Stored entries:
* Begin *
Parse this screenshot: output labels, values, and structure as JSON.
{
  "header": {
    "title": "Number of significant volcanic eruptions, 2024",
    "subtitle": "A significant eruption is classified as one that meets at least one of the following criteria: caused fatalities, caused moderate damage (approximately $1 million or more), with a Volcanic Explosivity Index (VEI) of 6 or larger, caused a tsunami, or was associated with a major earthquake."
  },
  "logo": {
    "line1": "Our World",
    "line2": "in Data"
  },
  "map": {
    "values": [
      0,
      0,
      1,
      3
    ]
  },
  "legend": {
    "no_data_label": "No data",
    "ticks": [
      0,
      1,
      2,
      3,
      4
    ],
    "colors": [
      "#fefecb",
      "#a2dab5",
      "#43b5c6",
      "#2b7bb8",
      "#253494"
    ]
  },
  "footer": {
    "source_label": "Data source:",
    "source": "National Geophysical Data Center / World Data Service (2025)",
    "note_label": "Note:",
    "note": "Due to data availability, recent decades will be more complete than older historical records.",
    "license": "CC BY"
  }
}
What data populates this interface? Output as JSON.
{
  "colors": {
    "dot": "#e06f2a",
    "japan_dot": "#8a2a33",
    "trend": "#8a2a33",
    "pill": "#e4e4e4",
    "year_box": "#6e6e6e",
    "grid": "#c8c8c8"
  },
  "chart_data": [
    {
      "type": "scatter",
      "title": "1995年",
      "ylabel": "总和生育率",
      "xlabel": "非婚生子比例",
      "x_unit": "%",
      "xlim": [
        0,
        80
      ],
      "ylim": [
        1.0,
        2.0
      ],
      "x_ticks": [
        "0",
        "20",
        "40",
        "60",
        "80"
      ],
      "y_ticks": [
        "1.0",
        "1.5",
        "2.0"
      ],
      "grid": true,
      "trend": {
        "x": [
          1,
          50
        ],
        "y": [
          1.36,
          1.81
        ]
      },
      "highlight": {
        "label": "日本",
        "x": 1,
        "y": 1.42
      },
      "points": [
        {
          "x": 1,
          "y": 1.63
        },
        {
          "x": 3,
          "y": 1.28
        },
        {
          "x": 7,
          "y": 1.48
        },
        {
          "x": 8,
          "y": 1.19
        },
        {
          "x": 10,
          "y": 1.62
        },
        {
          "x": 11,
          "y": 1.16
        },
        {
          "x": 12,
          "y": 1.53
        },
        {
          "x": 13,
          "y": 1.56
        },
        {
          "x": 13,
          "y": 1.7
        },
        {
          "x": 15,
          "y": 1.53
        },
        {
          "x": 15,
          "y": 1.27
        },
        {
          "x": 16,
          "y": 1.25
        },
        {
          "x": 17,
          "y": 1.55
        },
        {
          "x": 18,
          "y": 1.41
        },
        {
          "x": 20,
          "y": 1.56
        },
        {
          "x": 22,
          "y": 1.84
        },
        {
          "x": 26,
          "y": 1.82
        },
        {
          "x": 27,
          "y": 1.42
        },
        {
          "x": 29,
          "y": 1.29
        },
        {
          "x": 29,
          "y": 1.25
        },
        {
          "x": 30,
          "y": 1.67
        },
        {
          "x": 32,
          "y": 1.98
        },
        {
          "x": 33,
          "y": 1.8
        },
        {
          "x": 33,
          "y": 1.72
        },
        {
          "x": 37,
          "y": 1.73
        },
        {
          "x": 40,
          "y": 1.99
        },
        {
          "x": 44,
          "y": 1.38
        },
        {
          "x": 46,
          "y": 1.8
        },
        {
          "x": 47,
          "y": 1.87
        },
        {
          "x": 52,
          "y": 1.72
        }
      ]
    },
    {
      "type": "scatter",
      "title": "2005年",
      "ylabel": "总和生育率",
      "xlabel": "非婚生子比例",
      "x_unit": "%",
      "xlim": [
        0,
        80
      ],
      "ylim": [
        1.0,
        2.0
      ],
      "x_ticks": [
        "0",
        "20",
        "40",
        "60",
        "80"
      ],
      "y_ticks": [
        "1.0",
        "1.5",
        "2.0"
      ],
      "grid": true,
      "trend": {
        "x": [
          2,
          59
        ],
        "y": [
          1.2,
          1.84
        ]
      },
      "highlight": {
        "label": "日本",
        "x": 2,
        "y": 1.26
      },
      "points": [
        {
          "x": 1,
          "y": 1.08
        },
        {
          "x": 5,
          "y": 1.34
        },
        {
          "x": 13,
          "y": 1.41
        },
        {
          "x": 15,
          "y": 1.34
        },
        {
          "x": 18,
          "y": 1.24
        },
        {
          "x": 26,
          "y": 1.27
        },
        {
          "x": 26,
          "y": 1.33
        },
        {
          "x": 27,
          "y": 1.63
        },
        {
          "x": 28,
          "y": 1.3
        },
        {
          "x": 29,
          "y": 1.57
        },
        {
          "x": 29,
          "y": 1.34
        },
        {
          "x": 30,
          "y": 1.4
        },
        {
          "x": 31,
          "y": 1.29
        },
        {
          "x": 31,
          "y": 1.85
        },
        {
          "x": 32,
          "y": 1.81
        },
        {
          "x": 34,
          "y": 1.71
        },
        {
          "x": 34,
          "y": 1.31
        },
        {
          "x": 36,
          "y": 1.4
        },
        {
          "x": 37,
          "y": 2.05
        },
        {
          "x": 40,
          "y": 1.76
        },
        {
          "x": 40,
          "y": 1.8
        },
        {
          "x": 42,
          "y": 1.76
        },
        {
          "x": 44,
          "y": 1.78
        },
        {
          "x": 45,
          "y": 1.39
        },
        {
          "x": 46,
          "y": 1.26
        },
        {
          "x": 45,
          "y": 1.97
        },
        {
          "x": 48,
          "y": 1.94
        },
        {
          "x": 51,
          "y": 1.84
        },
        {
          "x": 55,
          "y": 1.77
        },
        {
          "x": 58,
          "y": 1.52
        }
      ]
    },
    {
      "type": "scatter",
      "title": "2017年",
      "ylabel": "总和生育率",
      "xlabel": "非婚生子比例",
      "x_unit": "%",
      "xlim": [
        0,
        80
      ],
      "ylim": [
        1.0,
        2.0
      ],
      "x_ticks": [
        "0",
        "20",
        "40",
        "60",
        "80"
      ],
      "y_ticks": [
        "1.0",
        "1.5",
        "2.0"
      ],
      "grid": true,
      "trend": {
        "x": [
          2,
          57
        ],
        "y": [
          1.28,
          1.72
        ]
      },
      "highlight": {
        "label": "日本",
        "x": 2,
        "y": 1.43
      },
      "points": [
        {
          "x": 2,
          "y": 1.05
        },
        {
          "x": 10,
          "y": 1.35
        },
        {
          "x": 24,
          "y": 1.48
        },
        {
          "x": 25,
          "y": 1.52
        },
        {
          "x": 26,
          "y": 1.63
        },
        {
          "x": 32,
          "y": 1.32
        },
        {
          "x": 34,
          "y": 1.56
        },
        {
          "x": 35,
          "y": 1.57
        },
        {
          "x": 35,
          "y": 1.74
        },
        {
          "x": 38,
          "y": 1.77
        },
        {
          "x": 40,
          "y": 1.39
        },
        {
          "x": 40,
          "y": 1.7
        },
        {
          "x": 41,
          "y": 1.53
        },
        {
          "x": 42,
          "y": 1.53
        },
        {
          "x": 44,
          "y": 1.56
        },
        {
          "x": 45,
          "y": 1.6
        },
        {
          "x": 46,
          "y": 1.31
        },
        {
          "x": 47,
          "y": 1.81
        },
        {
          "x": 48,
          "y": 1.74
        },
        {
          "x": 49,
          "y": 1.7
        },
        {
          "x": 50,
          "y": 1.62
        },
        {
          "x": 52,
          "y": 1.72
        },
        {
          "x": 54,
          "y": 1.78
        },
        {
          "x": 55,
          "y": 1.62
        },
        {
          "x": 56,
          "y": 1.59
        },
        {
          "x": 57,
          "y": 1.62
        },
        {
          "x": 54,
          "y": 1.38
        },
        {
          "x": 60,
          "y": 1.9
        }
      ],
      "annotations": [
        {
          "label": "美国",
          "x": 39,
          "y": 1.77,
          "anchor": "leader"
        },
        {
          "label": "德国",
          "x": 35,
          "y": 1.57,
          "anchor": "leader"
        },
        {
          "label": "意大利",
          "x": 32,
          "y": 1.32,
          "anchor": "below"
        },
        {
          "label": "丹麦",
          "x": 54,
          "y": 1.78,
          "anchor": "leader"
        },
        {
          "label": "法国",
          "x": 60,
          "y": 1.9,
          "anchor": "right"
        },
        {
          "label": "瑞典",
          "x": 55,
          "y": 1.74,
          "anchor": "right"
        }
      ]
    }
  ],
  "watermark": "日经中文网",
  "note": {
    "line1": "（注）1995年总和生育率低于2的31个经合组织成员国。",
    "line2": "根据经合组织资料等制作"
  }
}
* End *
◆ TASK DIRECTIONS:
Pick out, from the lines above, every one that contains the string "values".

◆ RESULT OF THE TASK:
Parse this screenshot: output labels, values, and structure as JSON.
    "values": [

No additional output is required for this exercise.